Each line below should be reproduced without any alteration.

-.-.-

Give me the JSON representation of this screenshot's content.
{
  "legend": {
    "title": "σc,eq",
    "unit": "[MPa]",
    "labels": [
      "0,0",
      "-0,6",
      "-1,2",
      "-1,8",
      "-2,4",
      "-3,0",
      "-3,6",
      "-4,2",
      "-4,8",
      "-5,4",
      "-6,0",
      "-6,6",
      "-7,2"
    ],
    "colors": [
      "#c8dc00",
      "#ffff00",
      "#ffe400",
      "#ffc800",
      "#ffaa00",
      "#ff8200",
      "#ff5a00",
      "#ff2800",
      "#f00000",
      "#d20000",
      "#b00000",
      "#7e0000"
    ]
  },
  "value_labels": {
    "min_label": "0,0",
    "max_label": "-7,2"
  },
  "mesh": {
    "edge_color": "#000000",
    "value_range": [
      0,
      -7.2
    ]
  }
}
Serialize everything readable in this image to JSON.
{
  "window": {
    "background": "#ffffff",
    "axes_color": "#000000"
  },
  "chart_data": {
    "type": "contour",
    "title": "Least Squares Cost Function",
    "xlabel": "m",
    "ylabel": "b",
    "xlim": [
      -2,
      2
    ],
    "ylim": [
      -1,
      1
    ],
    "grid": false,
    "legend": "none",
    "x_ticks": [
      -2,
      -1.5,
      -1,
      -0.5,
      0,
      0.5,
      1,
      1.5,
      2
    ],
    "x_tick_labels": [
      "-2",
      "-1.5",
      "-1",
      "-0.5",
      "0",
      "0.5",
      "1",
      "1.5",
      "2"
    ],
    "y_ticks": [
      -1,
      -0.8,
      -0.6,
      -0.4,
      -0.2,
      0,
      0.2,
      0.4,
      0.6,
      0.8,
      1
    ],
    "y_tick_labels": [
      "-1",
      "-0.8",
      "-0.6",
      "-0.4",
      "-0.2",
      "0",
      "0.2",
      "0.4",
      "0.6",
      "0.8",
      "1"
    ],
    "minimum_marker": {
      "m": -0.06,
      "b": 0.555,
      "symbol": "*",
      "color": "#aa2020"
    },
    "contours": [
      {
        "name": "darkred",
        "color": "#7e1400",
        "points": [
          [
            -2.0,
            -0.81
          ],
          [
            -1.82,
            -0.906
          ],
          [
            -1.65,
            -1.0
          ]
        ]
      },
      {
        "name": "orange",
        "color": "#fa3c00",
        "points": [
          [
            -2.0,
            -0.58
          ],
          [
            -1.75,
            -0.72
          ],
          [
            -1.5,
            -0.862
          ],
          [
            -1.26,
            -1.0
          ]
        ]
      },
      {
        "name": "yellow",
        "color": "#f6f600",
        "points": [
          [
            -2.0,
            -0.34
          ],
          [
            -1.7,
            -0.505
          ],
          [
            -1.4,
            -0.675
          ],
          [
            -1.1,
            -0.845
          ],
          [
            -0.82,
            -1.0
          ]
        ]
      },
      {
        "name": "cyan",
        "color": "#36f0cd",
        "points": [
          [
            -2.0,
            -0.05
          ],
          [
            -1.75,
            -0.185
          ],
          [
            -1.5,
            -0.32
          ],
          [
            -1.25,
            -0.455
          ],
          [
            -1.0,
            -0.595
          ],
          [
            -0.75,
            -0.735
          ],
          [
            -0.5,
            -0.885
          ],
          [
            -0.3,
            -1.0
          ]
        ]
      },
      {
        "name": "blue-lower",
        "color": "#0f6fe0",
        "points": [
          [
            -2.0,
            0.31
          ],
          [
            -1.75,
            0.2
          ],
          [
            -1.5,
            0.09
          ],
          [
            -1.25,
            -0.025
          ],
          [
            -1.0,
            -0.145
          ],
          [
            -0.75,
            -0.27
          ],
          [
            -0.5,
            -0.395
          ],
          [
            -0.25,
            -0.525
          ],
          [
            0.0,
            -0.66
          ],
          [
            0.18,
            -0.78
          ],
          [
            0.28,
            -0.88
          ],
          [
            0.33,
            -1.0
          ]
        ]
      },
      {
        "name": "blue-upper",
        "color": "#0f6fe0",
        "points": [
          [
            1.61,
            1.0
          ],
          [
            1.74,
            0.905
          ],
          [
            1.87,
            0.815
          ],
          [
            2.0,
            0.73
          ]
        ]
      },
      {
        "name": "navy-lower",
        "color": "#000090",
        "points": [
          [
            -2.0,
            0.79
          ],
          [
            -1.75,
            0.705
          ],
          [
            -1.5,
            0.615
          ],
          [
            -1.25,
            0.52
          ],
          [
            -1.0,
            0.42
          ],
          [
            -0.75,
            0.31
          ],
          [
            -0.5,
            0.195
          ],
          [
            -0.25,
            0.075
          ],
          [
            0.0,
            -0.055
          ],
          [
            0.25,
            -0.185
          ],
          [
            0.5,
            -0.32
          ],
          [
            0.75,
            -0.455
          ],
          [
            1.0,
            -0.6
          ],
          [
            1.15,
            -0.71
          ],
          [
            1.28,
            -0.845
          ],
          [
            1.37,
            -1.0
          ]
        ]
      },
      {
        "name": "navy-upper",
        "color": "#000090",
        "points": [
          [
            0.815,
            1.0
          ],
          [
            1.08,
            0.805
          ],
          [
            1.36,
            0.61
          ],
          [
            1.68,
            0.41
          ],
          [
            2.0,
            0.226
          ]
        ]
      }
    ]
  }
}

-.-.-

▶ **Finished answer**:
Give me the JSON representation of this screenshot's content.
{
  "legend": {
    "title": "σc,eq",
    "unit": "[MPa]",
    "labels": [
      "0,0",
      "-0,6",
      "-1,2",
      "-1,8",
      "-2,4",
      "-3,0",
      "-3,6",
      "-4,2",
      "-4,8",
      "-5,4",
      "-6,0",
      "-6,6",
      "-7,2"
    ],
    "colors": [
      "#c8dc00",
      "#ffff00",
      "#ffe400",
      "#ffc800",
      "#ffaa00",
      "#ff8200",
      "#ff5a00",
      "#ff2800",
      "#f00000",
      "#d20000",
      "#b00000",
      "#7e0000"
    ]
  },
  "value_labels": {
    "min_label": "0,0",
    "max_label": "-7,2"
  },
  "mesh": {
    "edge_color": "#000000",
    "value_range": [
      0,
      -7.2
    ]
  }
}
Serialize everything readable in this image to JSON.
{
  "window": {
    "background": "#ffffff",
    "axes_color": "#000000"
  },
  "chart_data": {
    "type": "contour",
    "title": "Least Squares Cost Function",
    "xlabel": "m",
    "ylabel": "b",
    "xlim": [
      -2,
      2
    ],
    "ylim": [
      -1,
      1
    ],
    "grid": false,
    "legend": "none",
    "x_ticks": [
      -2,
      -1.5,
      -1,
      -0.5,
      0,
      0.5,
      1,
      1.5,
      2
    ],
    "x_tick_labels": [
      "-2",
      "-1.5",
      "-1",
      "-0.5",
      "0",
      "0.5",
      "1",
      "1.5",
      "2"
    ],
    "y_ticks": [
      -1,
      -0.8,
      -0.6,
      -0.4,
      -0.2,
      0,
      0.2,
      0.4,
      0.6,
      0.8,
      1
    ],
    "y_tick_labels": [
      "-1",
      "-0.8",
      "-0.6",
      "-0.4",
      "-0.2",
      "0",
      "0.2",
      "0.4",
      "0.6",
      "0.8",
      "1"
    ],
    "minimum_marker": {
      "m": -0.06,
      "b": 0.555,
      "symbol": "*",
      "color": "#aa2020"
    },
    "contours": [
      {
        "name": "darkred",
        "color": "#7e1400",
        "points": [
          [
            -2.0,
            -0.81
          ],
          [
            -1.82,
            -0.906
          ],
          [
            -1.65,
            -1.0
          ]
        ]
      },
      {
        "name": "orange",
        "color": "#fa3c00",
        "points": [
          [
            -2.0,
            -0.58
          ],
          [
            -1.75,
            -0.72
          ],
          [
            -1.5,
            -0.862
          ],
          [
            -1.26,
            -1.0
          ]
        ]
      },
      {
        "name": "yellow",
        "color": "#f6f600",
        "points": [
          [
            -2.0,
            -0.34
          ],
          [
            -1.7,
            -0.505
          ],
          [
            -1.4,
            -0.675
          ],
          [
            -1.1,
            -0.845
          ],
          [
            -0.82,
            -1.0
          ]
        ]
      },
      {
        "name": "cyan",
        "color": "#36f0cd",
        "points": [
          [
            -2.0,
            -0.05
          ],
          [
            -1.75,
            -0.185
          ],
          [
            -1.5,
            -0.32
          ],
          [
            -1.25,
            -0.455
          ],
          [
            -1.0,
            -0.595
          ],
          [
            -0.75,
            -0.735
          ],
          [
            -0.5,
            -0.885
          ],
          [
            -0.3,
            -1.0
          ]
        ]
      },
      {
        "name": "blue-lower",
        "color": "#0f6fe0",
        "points": [
          [
            -2.0,
            0.31
          ],
          [
            -1.75,
            0.2
          ],
          [
            -1.5,
            0.09
          ],
          [
            -1.25,
            -0.025
          ],
          [
            -1.0,
            -0.145
          ],
          [
            -0.75,
            -0.27
          ],
          [
            -0.5,
            -0.395
          ],
          [
            -0.25,
            -0.525
          ],
          [
            0.0,
            -0.66
          ],
          [
            0.18,
            -0.78
          ],
          [
            0.28,
            -0.88
          ],
          [
            0.33,
            -1.0
          ]
        ]
      },
      {
        "name": "blue-upper",
        "color": "#0f6fe0",
        "points": [
          [
            1.61,
            1.0
          ],
          [
            1.74,
            0.905
          ],
          [
            1.87,
            0.815
          ],
          [
            2.0,
            0.73
          ]
        ]
      },
      {
        "name": "navy-lower",
        "color": "#000090",
        "points": [
          [
            -2.0,
            0.79
          ],
          [
            -1.75,
            0.705
          ],
          [
            -1.5,
            0.615
          ],
          [
            -1.25,
            0.52
          ],
          [
            -1.0,
            0.42
          ],
          [
            -0.75,
            0.31
          ],
          [
            -0.5,
            0.195
          ],
          [
            -0.25,
            0.075
          ],
          [
            0.0,
            -0.055
          ],
          [
            0.25,
            -0.185
          ],
          [
            0.5,
            -0.32
          ],
          [
            0.75,
            -0.455
          ],
          [
            1.0,
            -0.6
          ],
          [
            1.15,
            -0.71
          ],
          [
            1.28,
            -0.845
          ],
          [
            1.37,
            -1.0
          ]
        ]
      },
      {
        "name": "navy-upper",
        "color": "#000090",
        "points": [
          [
            0.815,
            1.0
          ],
          [
            1.08,
            0.805
          ],
          [
            1.36,
            0.61
          ],
          [
            1.68,
            0.41
          ],
          [
            2.0,
            0.226
          ]
        ]
      }
    ]
  }
}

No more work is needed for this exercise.